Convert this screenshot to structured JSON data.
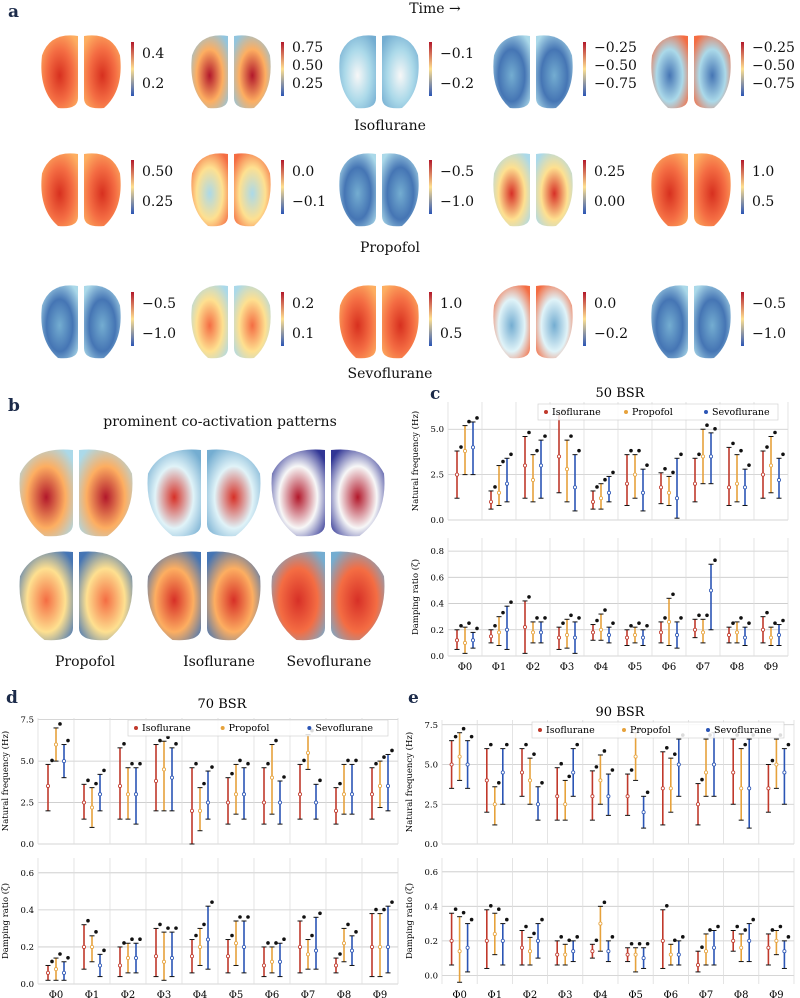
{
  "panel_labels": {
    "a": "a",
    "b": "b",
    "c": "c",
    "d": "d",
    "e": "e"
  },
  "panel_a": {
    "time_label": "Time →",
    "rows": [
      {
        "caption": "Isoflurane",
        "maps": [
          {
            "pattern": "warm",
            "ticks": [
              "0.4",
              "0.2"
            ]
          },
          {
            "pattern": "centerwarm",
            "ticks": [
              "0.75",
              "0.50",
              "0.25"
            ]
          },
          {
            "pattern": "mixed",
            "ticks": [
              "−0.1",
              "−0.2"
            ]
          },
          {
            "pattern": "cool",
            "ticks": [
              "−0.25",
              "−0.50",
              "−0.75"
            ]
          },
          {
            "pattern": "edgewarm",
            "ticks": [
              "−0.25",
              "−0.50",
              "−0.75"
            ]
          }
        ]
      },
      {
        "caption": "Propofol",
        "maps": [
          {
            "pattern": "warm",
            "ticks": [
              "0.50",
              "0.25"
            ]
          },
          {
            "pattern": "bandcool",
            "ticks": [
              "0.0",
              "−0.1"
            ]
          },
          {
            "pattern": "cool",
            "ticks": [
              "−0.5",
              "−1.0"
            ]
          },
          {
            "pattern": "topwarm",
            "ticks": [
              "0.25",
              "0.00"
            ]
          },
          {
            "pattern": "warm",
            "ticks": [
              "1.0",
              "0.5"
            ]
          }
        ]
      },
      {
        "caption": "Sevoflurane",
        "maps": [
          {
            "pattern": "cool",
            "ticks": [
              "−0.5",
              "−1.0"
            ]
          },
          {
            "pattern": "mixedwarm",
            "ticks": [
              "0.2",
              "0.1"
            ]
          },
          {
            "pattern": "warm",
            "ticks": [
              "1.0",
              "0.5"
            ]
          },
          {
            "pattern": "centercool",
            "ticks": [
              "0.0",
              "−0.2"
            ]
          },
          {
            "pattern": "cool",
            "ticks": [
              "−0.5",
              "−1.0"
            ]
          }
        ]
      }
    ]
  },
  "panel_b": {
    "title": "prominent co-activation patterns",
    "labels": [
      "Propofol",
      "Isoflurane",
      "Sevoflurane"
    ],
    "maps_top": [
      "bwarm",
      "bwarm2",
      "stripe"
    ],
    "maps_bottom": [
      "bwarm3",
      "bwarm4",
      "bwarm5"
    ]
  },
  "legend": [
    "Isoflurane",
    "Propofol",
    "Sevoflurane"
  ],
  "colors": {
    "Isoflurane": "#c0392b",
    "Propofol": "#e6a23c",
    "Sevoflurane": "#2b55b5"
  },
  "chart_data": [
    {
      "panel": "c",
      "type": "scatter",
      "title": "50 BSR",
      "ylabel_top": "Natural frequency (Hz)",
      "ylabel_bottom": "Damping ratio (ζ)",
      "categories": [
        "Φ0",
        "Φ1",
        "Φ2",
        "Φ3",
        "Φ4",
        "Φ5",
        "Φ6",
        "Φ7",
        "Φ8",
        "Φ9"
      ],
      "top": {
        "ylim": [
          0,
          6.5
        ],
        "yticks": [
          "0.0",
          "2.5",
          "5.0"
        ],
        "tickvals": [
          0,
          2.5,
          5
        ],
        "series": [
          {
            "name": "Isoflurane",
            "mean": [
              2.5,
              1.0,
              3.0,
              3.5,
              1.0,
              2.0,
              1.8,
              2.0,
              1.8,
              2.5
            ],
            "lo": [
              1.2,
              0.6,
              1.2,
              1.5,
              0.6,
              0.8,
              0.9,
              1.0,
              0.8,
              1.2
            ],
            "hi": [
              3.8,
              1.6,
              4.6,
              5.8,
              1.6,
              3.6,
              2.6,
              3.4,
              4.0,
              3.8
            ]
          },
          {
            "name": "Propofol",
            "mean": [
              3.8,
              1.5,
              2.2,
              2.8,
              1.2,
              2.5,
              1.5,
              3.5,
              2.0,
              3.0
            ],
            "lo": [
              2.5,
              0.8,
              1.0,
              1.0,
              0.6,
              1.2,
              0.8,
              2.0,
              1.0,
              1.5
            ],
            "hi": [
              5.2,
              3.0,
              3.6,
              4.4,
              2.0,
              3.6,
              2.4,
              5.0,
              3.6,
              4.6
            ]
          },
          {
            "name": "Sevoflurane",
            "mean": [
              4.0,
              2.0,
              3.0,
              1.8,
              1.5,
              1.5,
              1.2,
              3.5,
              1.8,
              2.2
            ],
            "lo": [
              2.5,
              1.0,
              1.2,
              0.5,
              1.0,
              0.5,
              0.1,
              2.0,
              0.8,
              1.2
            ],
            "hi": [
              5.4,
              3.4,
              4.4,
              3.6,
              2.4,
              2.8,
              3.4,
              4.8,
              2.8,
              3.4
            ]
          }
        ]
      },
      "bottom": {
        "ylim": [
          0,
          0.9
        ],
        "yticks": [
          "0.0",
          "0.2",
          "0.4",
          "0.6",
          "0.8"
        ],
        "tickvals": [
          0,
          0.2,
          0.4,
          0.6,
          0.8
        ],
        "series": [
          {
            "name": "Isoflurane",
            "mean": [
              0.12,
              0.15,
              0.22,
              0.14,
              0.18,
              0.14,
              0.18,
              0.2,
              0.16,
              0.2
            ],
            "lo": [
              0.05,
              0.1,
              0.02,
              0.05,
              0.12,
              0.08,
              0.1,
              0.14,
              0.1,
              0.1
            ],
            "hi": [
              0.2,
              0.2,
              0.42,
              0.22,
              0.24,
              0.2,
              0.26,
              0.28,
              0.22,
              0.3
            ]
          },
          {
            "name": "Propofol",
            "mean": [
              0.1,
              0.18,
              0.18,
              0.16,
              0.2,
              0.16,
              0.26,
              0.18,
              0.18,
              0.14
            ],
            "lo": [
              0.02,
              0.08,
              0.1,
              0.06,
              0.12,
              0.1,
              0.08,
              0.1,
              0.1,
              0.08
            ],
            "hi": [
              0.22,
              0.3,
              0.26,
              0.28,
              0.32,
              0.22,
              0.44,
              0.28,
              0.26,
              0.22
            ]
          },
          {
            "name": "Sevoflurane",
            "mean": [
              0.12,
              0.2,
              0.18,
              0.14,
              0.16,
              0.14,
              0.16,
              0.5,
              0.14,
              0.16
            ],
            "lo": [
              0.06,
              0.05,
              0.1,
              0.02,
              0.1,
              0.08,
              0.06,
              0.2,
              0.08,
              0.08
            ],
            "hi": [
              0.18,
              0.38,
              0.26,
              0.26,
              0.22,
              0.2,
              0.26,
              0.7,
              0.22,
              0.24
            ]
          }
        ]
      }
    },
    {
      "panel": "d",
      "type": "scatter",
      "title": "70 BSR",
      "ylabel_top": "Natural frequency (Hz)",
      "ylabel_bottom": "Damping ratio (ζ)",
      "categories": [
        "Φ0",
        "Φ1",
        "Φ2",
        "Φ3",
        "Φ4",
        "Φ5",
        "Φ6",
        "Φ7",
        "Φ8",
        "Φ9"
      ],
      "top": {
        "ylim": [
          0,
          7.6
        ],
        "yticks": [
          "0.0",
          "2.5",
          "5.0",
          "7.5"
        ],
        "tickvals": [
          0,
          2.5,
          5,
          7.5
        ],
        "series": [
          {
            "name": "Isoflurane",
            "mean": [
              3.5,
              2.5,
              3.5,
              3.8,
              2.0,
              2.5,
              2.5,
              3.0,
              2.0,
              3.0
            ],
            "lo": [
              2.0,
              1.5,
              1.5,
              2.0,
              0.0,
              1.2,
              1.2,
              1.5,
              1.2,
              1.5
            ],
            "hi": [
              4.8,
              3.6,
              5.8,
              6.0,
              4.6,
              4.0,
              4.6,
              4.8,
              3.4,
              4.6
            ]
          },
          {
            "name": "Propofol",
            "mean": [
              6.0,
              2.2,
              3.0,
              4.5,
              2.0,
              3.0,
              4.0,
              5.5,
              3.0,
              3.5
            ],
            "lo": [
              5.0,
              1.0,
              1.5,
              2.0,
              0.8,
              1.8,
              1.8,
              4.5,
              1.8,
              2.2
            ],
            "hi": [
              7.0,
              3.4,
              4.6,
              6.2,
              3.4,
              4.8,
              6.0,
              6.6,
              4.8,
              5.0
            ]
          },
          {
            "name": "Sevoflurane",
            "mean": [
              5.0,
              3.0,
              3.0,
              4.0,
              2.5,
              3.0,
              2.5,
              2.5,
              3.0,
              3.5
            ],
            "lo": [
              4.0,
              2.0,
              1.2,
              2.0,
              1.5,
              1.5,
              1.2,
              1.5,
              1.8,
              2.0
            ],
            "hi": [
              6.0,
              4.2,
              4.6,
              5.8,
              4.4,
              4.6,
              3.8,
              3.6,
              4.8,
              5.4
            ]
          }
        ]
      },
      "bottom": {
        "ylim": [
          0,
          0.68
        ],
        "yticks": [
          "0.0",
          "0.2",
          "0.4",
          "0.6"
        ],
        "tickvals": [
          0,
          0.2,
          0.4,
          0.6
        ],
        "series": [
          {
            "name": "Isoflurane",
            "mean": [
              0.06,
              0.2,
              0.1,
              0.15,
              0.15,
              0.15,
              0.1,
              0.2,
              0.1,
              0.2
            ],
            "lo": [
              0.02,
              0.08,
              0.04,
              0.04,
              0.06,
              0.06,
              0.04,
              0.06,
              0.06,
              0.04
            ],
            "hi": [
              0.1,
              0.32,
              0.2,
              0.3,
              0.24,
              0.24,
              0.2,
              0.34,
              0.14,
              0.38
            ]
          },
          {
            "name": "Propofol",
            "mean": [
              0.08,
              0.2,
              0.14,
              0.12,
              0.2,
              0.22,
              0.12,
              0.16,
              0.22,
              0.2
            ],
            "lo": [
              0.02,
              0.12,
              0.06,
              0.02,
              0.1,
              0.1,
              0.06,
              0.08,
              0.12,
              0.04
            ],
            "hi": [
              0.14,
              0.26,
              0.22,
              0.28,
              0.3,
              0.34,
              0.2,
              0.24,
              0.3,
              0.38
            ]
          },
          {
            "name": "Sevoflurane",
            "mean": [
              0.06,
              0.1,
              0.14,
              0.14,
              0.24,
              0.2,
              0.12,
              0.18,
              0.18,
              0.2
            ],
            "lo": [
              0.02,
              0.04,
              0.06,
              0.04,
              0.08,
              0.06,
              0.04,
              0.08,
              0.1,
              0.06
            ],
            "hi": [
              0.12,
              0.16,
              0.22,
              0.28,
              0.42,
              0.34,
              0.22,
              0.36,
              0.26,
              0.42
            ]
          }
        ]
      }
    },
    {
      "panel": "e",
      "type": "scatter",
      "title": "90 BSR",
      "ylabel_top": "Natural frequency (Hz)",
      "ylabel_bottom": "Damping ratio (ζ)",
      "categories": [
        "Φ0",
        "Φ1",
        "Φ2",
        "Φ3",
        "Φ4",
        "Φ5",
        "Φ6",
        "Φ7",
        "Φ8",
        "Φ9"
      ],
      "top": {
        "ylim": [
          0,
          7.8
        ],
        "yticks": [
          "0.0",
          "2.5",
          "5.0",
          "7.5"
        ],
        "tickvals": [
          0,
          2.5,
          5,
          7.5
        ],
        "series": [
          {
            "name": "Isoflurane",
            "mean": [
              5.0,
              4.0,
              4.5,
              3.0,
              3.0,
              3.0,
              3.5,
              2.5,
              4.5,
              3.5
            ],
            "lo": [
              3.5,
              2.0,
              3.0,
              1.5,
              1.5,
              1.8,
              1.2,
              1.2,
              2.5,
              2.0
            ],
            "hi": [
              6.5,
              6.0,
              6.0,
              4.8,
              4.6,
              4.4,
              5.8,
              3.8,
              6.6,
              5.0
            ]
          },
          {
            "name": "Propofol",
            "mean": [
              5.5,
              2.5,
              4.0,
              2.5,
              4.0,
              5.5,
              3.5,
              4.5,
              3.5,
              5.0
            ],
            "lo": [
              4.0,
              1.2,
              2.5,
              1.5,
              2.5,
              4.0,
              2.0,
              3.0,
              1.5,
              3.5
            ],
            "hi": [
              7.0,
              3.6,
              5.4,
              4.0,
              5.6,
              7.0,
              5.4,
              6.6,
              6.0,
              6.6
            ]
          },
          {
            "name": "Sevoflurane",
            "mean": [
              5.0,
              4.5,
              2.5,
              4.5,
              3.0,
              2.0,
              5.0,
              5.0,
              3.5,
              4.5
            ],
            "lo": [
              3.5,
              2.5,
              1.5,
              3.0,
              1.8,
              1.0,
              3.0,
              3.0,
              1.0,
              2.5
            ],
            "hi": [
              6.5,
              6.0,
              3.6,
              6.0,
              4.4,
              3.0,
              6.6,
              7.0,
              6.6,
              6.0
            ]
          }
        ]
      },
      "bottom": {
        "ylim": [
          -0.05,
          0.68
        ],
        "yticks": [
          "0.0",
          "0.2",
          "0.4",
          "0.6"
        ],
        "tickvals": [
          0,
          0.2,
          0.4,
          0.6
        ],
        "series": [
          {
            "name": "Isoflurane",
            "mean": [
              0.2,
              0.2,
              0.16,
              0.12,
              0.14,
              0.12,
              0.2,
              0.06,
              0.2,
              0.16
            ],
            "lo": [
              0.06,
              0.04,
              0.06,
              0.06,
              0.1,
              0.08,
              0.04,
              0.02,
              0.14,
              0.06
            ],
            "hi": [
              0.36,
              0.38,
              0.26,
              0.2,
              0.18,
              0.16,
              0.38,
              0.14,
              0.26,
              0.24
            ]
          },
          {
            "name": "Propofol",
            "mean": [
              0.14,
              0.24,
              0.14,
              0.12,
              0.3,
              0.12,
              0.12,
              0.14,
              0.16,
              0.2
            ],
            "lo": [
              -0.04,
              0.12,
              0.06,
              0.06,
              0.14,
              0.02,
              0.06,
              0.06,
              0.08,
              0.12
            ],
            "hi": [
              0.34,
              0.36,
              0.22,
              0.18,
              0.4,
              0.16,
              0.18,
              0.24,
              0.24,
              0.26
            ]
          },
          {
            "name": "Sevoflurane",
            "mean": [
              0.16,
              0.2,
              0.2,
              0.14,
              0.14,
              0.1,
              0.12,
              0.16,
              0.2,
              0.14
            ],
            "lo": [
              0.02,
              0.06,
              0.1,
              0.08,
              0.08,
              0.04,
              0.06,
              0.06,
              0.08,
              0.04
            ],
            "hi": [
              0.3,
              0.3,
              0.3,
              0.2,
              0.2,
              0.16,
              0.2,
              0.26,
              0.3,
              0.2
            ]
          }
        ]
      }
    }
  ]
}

- EXERCISE DIRECTIONS -
Find each line holding the word "title" and copy it.

- ANSWER FOR THE TASK -
    "title": "prominent co-activation patterns",
      "title": "50 BSR",
      "title": "70 BSR",
      "title": "90 BSR",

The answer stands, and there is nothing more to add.